▶ _DIRECTIVE_
Make an exact copy of the data below, leaving out every picture.
** start of RECORDED DATA **
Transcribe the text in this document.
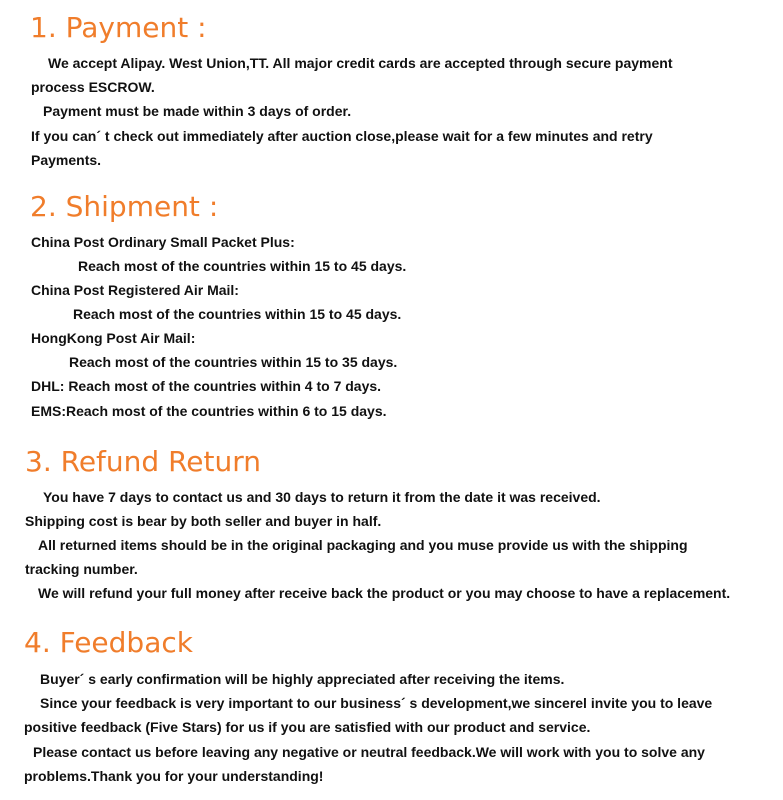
1. Payment :

We accept Alipay. West Union,TT. All major credit cards are accepted through secure payment

process ESCROW.

Payment must be made within 3 days of order.

If you can´ t check out immediately after auction close,please wait for a few minutes and retry

Payments.

2. Shipment :

China Post Ordinary Small Packet Plus:

Reach most of the countries within 15 to 45 days.

China Post Registered Air Mail:

Reach most of the countries within 15 to 45 days.

HongKong Post Air Mail:

Reach most of the countries within 15 to 35 days.

DHL: Reach most of the countries within 4 to 7 days.

EMS:Reach most of the countries within 6 to 15 days.

3. Refund Return

You have 7 days to contact us and 30 days to return it from the date it was received.

Shipping cost is bear by both seller and buyer in half.

All returned items should be in the original packaging and you muse provide us with the shipping

tracking number.

We will refund your full money after receive back the product or you may choose to have a replacement.

4. Feedback

Buyer´ s early confirmation will be highly appreciated after receiving the items.

Since your feedback is very important to our business´ s development,we sincerel invite you to leave

positive feedback (Five Stars) for us if you are satisfied with our product and service.

Please contact us before leaving any negative or neutral feedback.We will work with you to solve any

problems.Thank you for your understanding!
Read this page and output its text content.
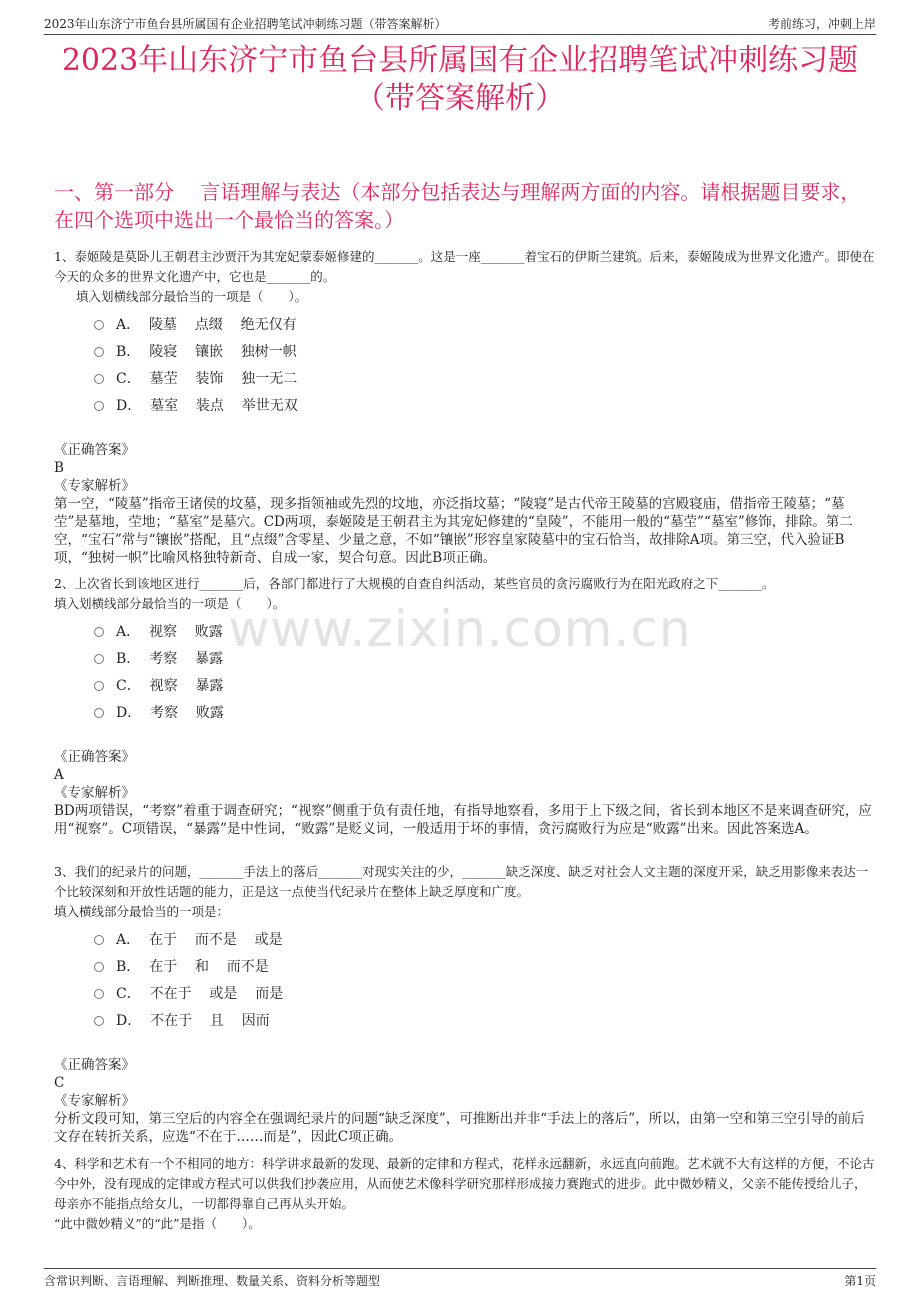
2023年山东济宁市鱼台县所属国有企业招聘笔试冲刺练习题（带答案解析）	考前练习，冲刺上岸
2023年山东济宁市鱼台县所属国有企业招聘笔试冲刺练习题
（带答案解析）
一、第一部分　 言语理解与表达（本部分包括表达与理解两方面的内容。请根据题目要求，在四个选项中选出一个最恰当的答案。）
www.zixin.com.cn

1、泰姬陵是莫卧儿王朝君主沙贾汗为其宠妃蒙泰姬修建的_______。这是一座_______着宝石的伊斯兰建筑。后来，泰姬陵成为世界文化遗产。即使在今天的众多的世界文化遗产中，它也是_______的。

填入划横线部分最恰当的一项是（　　）。

A．  陵墓    点缀    绝无仅有
B．  陵寝    镶嵌    独树一帜
C．  墓茔    装饰    独一无二
D．  墓室    装点    举世无双

《正确答案》

B

《专家解析》

第一空，“陵墓”指帝王诸侯的坟墓，现多指领袖或先烈的坟地，亦泛指坟墓；“陵寝”是古代帝王陵墓的宫殿寝庙，借指帝王陵墓；“墓茔”是墓地，茔地；“墓室”是墓穴。CD两项，泰姬陵是王朝君主为其宠妃修建的“皇陵”，不能用一般的“墓茔”“墓室”修饰，排除。第二空，“宝石”常与“镶嵌”搭配，且“点缀”含零星、少量之意，不如“镶嵌”形容皇家陵墓中的宝石恰当，故排除A项。第三空，代入验证B项，“独树一帜”比喻风格独特新奇、自成一家，契合句意。因此B项正确。

2、上次省长到该地区进行_______后，各部门都进行了大规模的自查自纠活动，某些官员的贪污腐败行为在阳光政府之下_______。

填入划横线部分最恰当的一项是（　　）。

A．  视察    败露
B．  考察    暴露
C．  视察    暴露
D．  考察    败露

《正确答案》

A

《专家解析》

BD两项错误，“考察”着重于调查研究；“视察”侧重于负有责任地，有指导地察看，多用于上下级之间，省长到本地区不是来调查研究，应用“视察”。C项错误，“暴露”是中性词，“败露”是贬义词，一般适用于坏的事情，贪污腐败行为应是“败露”出来。因此答案选A。

3、我们的纪录片的问题，_______手法上的落后_______对现实关注的少，_______缺乏深度、缺乏对社会人文主题的深度开采，缺乏用影像来表达一个比较深刻和开放性话题的能力，正是这一点使当代纪录片在整体上缺乏厚度和广度。

填入横线部分最恰当的一项是：

A．  在于    而不是    或是
B．  在于    和    而不是
C．  不在于    或是    而是
D．  不在于    且    因而

《正确答案》

C

《专家解析》

分析文段可知，第三空后的内容全在强调纪录片的问题“缺乏深度”，可推断出并非“手法上的落后”，所以，由第一空和第三空引导的前后文存在转折关系，应选“不在于……而是”，因此C项正确。

4、科学和艺术有一个不相同的地方：科学讲求最新的发现、最新的定律和方程式，花样永远翻新，永远直向前跑。艺术就不大有这样的方便，不论古今中外，没有现成的定律或方程式可以供我们抄袭应用，从而使艺术像科学研究那样形成接力赛跑式的进步。此中微妙精义，父亲不能传授给儿子，母亲亦不能指点给女儿，一切都得靠自己再从头开始。

“此中微妙精义”的“此”是指（　　）。

含常识判断、言语理解、判断推理、数量关系、资料分析等题型	第1页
** end of RECORDED DATA **
▶ _TASK SOLUTION_
Transcribe the text in this document.
1. Payment :

We accept Alipay. West Union,TT. All major credit cards are accepted through secure payment

process ESCROW.

Payment must be made within 3 days of order.

If you can´ t check out immediately after auction close,please wait for a few minutes and retry

Payments.

2. Shipment :

China Post Ordinary Small Packet Plus:

Reach most of the countries within 15 to 45 days.

China Post Registered Air Mail:

Reach most of the countries within 15 to 45 days.

HongKong Post Air Mail:

Reach most of the countries within 15 to 35 days.

DHL: Reach most of the countries within 4 to 7 days.

EMS:Reach most of the countries within 6 to 15 days.

3. Refund Return

You have 7 days to contact us and 30 days to return it from the date it was received.

Shipping cost is bear by both seller and buyer in half.

All returned items should be in the original packaging and you muse provide us with the shipping

tracking number.

We will refund your full money after receive back the product or you may choose to have a replacement.

4. Feedback

Buyer´ s early confirmation will be highly appreciated after receiving the items.

Since your feedback is very important to our business´ s development,we sincerel invite you to leave

positive feedback (Five Stars) for us if you are satisfied with our product and service.

Please contact us before leaving any negative or neutral feedback.We will work with you to solve any

problems.Thank you for your understanding!
Read this page and output its text content.
2023年山东济宁市鱼台县所属国有企业招聘笔试冲刺练习题（带答案解析）	考前练习，冲刺上岸
2023年山东济宁市鱼台县所属国有企业招聘笔试冲刺练习题
（带答案解析）
一、第一部分　 言语理解与表达（本部分包括表达与理解两方面的内容。请根据题目要求，在四个选项中选出一个最恰当的答案。）
www.zixin.com.cn

1、泰姬陵是莫卧儿王朝君主沙贾汗为其宠妃蒙泰姬修建的_______。这是一座_______着宝石的伊斯兰建筑。后来，泰姬陵成为世界文化遗产。即使在今天的众多的世界文化遗产中，它也是_______的。

填入划横线部分最恰当的一项是（　　）。

A．  陵墓    点缀    绝无仅有
B．  陵寝    镶嵌    独树一帜
C．  墓茔    装饰    独一无二
D．  墓室    装点    举世无双

《正确答案》

B

《专家解析》

第一空，“陵墓”指帝王诸侯的坟墓，现多指领袖或先烈的坟地，亦泛指坟墓；“陵寝”是古代帝王陵墓的宫殿寝庙，借指帝王陵墓；“墓茔”是墓地，茔地；“墓室”是墓穴。CD两项，泰姬陵是王朝君主为其宠妃修建的“皇陵”，不能用一般的“墓茔”“墓室”修饰，排除。第二空，“宝石”常与“镶嵌”搭配，且“点缀”含零星、少量之意，不如“镶嵌”形容皇家陵墓中的宝石恰当，故排除A项。第三空，代入验证B项，“独树一帜”比喻风格独特新奇、自成一家，契合句意。因此B项正确。

2、上次省长到该地区进行_______后，各部门都进行了大规模的自查自纠活动，某些官员的贪污腐败行为在阳光政府之下_______。

填入划横线部分最恰当的一项是（　　）。

A．  视察    败露
B．  考察    暴露
C．  视察    暴露
D．  考察    败露

《正确答案》

A

《专家解析》

BD两项错误，“考察”着重于调查研究；“视察”侧重于负有责任地，有指导地察看，多用于上下级之间，省长到本地区不是来调查研究，应用“视察”。C项错误，“暴露”是中性词，“败露”是贬义词，一般适用于坏的事情，贪污腐败行为应是“败露”出来。因此答案选A。

3、我们的纪录片的问题，_______手法上的落后_______对现实关注的少，_______缺乏深度、缺乏对社会人文主题的深度开采，缺乏用影像来表达一个比较深刻和开放性话题的能力，正是这一点使当代纪录片在整体上缺乏厚度和广度。

填入横线部分最恰当的一项是：

A．  在于    而不是    或是
B．  在于    和    而不是
C．  不在于    或是    而是
D．  不在于    且    因而

《正确答案》

C

《专家解析》

分析文段可知，第三空后的内容全在强调纪录片的问题“缺乏深度”，可推断出并非“手法上的落后”，所以，由第一空和第三空引导的前后文存在转折关系，应选“不在于……而是”，因此C项正确。

4、科学和艺术有一个不相同的地方：科学讲求最新的发现、最新的定律和方程式，花样永远翻新，永远直向前跑。艺术就不大有这样的方便，不论古今中外，没有现成的定律或方程式可以供我们抄袭应用，从而使艺术像科学研究那样形成接力赛跑式的进步。此中微妙精义，父亲不能传授给儿子，母亲亦不能指点给女儿，一切都得靠自己再从头开始。

“此中微妙精义”的“此”是指（　　）。

含常识判断、言语理解、判断推理、数量关系、资料分析等题型	第1页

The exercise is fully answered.